- Recorded information

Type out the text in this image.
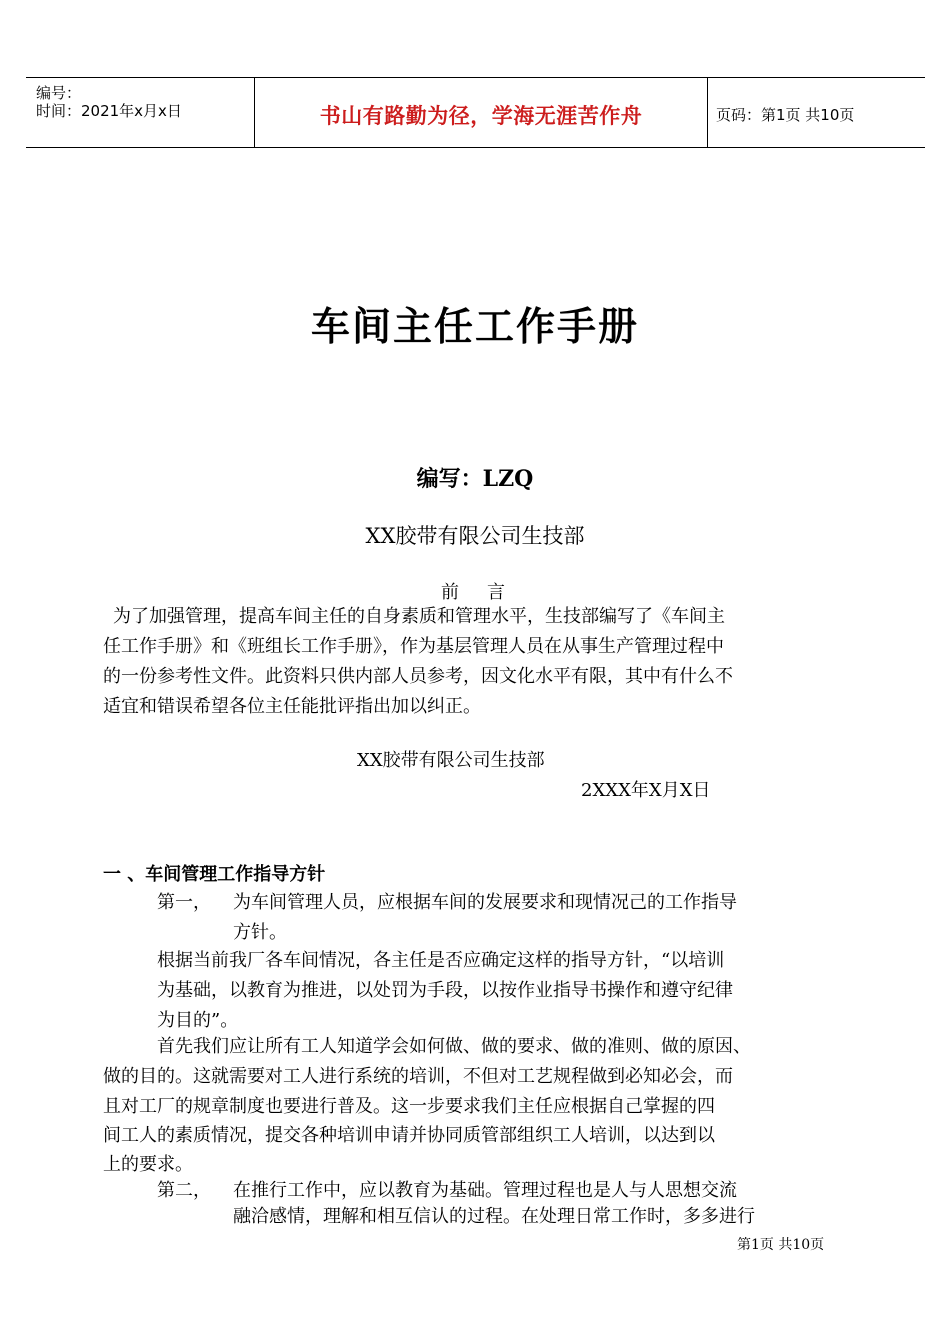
编号：
时间：2021年x月x日	书山有路勤为径，学海无涯苦作舟	页码：第1页 共10页
车间主任工作手册
编写：LZQ
XX胶带有限公司生技部
前言
为了加强管理，提高车间主任的自身素质和管理水平，生技部编写了《车间主
任工作手册》和《班组长工作手册》，作为基层管理人员在从事生产管理过程中
的一份参考性文件。此资料只供内部人员参考，因文化水平有限，其中有什么不
适宜和错误希望各位主任能批评指出加以纠正。
XX胶带有限公司生技部
2XXX年X月X日
一 、车间管理工作指导方针
第一， 为车间管理人员，应根据车间的发展要求和现情况己的工作指导
方针。
根据当前我厂各车间情况，各主任是否应确定这样的指导方针，“以培训
为基础，以教育为推进，以处罚为手段，以按作业指导书操作和遵守纪律
为目的”。
首先我们应让所有工人知道学会如何做、做的要求、做的准则、做的原因、
做的目的。这就需要对工人进行系统的培训，不但对工艺规程做到必知必会，而
且对工厂的规章制度也要进行普及。这一步要求我们主任应根据自己掌握的四
间工人的素质情况，提交各种培训申请并协同质管部组织工人培训，以达到以
上的要求。
第二， 在推行工作中，应以教育为基础。管理过程也是人与人思想交流
融洽感情，理解和相互信认的过程。在处理日常工作时，多多进行
第1页 共10页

- Task directions
From the entries above, output every line exactly and omit any image.

- Answer to this task
Type out the text in this image.
编号：
时间：2021年x月x日	书山有路勤为径，学海无涯苦作舟	页码：第1页 共10页
车间主任工作手册
编写：LZQ
XX胶带有限公司生技部
前言
为了加强管理，提高车间主任的自身素质和管理水平，生技部编写了《车间主
任工作手册》和《班组长工作手册》，作为基层管理人员在从事生产管理过程中
的一份参考性文件。此资料只供内部人员参考，因文化水平有限，其中有什么不
适宜和错误希望各位主任能批评指出加以纠正。
XX胶带有限公司生技部
2XXX年X月X日
一 、车间管理工作指导方针
第一， 为车间管理人员，应根据车间的发展要求和现情况己的工作指导
方针。
根据当前我厂各车间情况，各主任是否应确定这样的指导方针，“以培训
为基础，以教育为推进，以处罚为手段，以按作业指导书操作和遵守纪律
为目的”。
首先我们应让所有工人知道学会如何做、做的要求、做的准则、做的原因、
做的目的。这就需要对工人进行系统的培训，不但对工艺规程做到必知必会，而
且对工厂的规章制度也要进行普及。这一步要求我们主任应根据自己掌握的四
间工人的素质情况，提交各种培训申请并协同质管部组织工人培训，以达到以
上的要求。
第二， 在推行工作中，应以教育为基础。管理过程也是人与人思想交流
融洽感情，理解和相互信认的过程。在处理日常工作时，多多进行
第1页 共10页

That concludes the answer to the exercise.